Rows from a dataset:

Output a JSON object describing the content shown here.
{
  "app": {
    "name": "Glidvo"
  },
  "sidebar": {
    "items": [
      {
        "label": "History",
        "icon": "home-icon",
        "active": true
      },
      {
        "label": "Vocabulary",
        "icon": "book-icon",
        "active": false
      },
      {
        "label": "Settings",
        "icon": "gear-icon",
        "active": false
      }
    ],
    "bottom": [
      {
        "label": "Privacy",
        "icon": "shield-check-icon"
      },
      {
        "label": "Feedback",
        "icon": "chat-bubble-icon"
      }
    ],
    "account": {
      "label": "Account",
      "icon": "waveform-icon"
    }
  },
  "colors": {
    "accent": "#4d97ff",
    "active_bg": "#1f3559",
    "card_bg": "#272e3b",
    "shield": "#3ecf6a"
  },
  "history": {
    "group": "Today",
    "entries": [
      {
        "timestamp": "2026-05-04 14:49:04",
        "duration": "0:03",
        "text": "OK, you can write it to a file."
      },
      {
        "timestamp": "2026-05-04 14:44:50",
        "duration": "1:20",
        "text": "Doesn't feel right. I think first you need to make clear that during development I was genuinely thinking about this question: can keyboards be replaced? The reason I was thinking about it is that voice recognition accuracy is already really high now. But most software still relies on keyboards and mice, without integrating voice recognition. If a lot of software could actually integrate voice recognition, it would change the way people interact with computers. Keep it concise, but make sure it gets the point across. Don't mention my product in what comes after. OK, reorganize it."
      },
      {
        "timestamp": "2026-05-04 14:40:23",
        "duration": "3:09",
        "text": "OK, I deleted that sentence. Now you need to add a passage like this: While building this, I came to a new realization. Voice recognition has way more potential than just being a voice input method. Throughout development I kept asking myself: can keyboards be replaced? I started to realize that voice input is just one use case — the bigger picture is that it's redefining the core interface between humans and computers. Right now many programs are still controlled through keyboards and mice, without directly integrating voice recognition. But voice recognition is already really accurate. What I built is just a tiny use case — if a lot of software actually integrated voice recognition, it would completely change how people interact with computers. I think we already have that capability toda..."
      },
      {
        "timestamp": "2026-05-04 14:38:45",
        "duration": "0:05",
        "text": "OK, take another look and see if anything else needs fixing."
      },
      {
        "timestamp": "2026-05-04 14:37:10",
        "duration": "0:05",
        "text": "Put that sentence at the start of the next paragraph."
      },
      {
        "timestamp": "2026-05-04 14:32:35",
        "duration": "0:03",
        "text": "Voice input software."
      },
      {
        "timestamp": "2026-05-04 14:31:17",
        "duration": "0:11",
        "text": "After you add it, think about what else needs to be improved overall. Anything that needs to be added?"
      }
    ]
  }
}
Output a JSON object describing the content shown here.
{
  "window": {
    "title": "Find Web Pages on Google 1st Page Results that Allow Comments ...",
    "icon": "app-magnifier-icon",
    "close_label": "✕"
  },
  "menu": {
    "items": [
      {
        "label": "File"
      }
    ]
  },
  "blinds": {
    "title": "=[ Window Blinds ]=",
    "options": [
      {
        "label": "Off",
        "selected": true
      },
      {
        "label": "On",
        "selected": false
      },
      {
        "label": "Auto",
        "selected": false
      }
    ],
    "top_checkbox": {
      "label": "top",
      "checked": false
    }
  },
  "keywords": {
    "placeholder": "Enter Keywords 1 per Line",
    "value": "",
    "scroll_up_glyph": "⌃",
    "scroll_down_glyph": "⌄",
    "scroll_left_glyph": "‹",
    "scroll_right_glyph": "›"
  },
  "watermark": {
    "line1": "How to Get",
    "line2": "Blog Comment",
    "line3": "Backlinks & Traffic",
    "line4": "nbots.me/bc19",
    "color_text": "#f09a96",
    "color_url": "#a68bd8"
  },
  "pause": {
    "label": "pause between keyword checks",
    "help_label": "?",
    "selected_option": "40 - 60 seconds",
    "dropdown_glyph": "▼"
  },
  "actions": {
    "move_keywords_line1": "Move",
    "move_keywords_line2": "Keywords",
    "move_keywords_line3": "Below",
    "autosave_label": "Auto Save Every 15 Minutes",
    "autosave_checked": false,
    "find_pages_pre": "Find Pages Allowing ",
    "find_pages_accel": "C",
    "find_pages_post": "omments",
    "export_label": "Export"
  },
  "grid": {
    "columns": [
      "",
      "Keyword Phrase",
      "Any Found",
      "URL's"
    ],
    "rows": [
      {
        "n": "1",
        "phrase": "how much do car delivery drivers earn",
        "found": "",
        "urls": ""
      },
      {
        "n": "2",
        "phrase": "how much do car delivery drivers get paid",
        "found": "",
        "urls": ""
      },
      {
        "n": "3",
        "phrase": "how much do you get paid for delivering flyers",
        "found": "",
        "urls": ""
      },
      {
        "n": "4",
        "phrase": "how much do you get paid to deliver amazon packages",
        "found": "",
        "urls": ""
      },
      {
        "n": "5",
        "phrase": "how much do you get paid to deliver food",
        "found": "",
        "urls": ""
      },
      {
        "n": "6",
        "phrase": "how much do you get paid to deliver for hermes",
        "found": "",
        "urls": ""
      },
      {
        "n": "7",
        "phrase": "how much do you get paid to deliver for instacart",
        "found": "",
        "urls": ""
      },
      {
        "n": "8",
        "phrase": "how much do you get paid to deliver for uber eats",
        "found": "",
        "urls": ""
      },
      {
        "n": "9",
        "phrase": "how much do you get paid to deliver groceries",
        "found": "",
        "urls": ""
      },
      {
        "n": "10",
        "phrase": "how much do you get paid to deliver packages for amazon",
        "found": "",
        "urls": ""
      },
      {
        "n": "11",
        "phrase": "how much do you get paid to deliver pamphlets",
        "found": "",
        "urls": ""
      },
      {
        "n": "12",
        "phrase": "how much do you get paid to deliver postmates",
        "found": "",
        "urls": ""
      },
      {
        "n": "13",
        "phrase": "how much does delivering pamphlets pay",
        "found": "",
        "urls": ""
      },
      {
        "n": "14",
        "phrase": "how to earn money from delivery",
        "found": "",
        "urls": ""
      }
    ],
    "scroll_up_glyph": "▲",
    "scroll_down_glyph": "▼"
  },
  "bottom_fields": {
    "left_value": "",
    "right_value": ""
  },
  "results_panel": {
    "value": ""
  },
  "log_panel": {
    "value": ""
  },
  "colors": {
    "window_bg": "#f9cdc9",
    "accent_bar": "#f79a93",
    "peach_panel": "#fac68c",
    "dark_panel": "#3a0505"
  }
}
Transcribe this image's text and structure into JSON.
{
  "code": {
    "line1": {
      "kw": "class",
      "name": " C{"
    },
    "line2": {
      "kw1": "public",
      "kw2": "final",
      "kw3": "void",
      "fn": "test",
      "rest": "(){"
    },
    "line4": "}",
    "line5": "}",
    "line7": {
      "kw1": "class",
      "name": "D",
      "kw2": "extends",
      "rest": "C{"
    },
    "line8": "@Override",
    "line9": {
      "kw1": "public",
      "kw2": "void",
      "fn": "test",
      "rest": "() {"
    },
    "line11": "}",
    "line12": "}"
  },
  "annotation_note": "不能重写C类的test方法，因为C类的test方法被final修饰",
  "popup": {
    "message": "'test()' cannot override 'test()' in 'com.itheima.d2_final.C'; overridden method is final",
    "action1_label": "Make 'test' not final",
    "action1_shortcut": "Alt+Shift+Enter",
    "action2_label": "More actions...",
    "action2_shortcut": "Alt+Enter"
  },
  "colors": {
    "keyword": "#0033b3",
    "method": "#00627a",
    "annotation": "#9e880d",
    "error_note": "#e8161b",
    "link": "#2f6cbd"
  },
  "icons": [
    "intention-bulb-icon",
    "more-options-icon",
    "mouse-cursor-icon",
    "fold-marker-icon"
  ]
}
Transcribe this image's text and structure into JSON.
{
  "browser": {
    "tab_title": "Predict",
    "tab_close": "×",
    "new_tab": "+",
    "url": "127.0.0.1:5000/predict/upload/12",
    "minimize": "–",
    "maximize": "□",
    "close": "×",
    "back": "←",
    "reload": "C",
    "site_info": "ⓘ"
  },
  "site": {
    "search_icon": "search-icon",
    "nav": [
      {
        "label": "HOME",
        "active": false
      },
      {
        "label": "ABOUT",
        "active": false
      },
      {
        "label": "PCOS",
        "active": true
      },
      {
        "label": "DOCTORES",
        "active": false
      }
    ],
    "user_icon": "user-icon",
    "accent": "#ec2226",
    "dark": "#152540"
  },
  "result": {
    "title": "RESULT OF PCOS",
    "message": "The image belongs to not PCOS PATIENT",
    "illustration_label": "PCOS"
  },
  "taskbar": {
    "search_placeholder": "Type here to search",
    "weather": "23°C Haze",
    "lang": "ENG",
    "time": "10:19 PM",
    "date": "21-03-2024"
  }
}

YOUR GOAL
Give only the number of lines above that hold the string "actions".

FINISHED EXERCISE
2